Given instruction ->
Count every line of these entries that holds the word "text", and reply with the number only.

Supplied material ->
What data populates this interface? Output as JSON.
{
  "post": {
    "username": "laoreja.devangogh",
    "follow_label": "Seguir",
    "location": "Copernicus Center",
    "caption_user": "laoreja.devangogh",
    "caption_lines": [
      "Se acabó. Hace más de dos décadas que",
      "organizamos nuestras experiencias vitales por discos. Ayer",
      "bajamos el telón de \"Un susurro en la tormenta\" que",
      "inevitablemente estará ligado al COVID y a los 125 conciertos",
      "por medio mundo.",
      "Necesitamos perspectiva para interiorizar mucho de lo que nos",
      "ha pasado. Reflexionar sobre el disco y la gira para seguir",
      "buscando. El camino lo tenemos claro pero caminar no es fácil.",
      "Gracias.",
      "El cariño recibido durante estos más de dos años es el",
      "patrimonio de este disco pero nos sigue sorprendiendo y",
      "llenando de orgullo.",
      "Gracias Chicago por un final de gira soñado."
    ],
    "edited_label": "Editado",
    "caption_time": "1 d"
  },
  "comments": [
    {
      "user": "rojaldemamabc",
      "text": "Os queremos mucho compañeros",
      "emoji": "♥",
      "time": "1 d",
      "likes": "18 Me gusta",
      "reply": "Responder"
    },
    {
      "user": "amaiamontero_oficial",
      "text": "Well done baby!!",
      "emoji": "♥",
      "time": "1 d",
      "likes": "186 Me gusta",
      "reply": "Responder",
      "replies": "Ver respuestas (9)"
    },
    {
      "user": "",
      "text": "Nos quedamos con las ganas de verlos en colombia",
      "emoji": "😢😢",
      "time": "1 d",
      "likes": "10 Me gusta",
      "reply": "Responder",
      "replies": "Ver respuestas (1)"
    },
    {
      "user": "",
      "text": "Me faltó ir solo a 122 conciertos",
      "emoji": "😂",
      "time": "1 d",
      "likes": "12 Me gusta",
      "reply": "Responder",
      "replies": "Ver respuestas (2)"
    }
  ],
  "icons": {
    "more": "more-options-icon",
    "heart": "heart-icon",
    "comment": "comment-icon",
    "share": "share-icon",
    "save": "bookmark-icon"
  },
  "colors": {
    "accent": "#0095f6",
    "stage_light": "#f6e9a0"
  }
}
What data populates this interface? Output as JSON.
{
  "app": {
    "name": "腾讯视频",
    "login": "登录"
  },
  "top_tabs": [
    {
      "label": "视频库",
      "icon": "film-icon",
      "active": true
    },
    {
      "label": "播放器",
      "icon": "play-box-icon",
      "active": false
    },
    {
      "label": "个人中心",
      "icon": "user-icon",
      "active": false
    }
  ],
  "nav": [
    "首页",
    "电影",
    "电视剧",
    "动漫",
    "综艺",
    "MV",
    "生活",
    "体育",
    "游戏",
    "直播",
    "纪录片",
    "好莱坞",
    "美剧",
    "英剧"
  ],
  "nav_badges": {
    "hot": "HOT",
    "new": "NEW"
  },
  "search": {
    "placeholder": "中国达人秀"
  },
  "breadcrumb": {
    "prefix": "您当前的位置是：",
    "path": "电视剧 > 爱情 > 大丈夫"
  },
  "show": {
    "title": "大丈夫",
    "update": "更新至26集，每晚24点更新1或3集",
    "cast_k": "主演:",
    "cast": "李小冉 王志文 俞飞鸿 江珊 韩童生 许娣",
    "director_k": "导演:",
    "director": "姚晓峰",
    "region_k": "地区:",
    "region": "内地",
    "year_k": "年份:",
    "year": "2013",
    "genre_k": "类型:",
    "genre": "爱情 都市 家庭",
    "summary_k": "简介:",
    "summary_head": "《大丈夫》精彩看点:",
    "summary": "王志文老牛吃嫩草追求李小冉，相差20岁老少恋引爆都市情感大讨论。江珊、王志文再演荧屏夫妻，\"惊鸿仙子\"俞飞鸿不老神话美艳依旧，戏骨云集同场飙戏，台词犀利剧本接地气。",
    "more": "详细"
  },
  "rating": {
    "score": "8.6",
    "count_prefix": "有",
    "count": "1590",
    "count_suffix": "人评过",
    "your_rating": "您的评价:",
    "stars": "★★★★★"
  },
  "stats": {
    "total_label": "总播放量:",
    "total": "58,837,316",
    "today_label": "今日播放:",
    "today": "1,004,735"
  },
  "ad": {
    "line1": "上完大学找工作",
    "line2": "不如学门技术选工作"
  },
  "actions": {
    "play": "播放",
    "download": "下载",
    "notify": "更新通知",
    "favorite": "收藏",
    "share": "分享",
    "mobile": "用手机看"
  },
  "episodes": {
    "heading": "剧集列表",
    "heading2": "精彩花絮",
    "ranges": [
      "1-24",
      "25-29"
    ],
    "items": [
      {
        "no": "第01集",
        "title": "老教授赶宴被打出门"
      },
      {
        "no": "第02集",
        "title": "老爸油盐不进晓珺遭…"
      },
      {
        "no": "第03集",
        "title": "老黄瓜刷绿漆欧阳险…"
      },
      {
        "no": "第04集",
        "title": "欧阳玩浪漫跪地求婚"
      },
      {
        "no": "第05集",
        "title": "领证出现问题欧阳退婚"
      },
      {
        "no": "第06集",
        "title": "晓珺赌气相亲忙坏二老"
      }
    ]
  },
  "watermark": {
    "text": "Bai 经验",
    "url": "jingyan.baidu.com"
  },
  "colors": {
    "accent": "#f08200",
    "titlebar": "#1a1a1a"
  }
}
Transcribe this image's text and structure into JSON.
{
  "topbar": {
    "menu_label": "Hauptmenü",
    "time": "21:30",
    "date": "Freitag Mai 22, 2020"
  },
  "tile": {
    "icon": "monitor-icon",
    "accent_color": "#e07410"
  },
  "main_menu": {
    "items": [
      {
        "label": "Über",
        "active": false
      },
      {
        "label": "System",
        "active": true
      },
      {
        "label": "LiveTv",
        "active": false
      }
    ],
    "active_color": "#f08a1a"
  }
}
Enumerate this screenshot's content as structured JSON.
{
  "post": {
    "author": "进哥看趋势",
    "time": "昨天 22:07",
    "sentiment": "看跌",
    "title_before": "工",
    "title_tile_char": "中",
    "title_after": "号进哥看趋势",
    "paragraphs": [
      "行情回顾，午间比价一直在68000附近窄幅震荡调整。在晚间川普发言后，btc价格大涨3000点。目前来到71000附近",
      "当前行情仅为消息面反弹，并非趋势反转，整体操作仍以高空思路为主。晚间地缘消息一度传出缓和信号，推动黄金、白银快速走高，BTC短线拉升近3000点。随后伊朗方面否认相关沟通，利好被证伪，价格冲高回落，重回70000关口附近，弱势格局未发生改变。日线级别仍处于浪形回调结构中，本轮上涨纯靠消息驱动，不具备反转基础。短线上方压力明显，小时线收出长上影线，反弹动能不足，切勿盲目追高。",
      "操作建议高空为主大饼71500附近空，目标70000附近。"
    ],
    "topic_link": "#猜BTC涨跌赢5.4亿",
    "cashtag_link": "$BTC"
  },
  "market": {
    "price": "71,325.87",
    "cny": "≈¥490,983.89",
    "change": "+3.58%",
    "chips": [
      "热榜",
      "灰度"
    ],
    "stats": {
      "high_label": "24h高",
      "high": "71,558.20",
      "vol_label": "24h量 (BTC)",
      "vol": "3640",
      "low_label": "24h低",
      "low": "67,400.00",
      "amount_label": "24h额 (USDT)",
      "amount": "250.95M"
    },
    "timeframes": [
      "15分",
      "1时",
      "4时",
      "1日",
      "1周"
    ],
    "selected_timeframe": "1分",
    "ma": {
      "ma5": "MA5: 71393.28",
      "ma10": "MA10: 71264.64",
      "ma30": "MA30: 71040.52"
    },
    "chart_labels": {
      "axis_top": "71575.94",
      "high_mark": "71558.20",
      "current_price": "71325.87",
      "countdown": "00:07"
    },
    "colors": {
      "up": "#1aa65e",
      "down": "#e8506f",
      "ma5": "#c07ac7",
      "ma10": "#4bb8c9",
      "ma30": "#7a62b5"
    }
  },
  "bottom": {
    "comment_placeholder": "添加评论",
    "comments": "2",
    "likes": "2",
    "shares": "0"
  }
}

Correct result ->
6